[Data entries]
============
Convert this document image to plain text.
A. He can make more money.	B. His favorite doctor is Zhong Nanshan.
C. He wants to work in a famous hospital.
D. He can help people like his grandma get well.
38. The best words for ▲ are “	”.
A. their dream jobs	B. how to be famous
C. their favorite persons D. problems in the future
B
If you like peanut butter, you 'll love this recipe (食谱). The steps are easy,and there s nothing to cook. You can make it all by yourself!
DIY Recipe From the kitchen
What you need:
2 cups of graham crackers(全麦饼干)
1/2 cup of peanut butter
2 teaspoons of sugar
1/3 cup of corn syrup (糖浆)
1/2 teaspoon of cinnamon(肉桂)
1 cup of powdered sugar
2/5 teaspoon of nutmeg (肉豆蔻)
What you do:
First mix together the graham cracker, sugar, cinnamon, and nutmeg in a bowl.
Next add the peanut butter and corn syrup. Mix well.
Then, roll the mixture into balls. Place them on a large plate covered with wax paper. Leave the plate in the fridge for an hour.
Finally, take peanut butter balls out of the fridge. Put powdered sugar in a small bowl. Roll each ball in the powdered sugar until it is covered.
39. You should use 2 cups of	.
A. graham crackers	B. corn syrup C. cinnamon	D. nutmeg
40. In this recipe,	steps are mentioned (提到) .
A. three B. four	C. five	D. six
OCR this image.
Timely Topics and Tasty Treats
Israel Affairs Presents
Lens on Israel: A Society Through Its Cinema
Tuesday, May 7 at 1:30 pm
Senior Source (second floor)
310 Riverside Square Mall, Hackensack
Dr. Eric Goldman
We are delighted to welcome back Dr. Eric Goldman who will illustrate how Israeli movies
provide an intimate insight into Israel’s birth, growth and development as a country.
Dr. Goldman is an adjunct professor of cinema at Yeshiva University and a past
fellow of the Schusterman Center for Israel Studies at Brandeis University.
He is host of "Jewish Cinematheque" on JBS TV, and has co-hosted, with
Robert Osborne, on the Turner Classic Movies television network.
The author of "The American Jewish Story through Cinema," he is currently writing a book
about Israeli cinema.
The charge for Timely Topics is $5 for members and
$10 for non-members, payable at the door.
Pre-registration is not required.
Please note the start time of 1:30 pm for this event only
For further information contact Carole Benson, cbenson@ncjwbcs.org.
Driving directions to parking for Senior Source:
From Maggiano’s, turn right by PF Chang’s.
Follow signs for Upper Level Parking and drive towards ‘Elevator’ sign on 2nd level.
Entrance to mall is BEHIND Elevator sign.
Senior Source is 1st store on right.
============
Filter out every line that lacks the word "make", and copy the rest.

A. He can make more money.	B. His favorite doctor is Zhong Nanshan.
If you like peanut butter, you 'll love this recipe (食谱). The steps are easy,and there s nothing to cook. You can make it all by yourself!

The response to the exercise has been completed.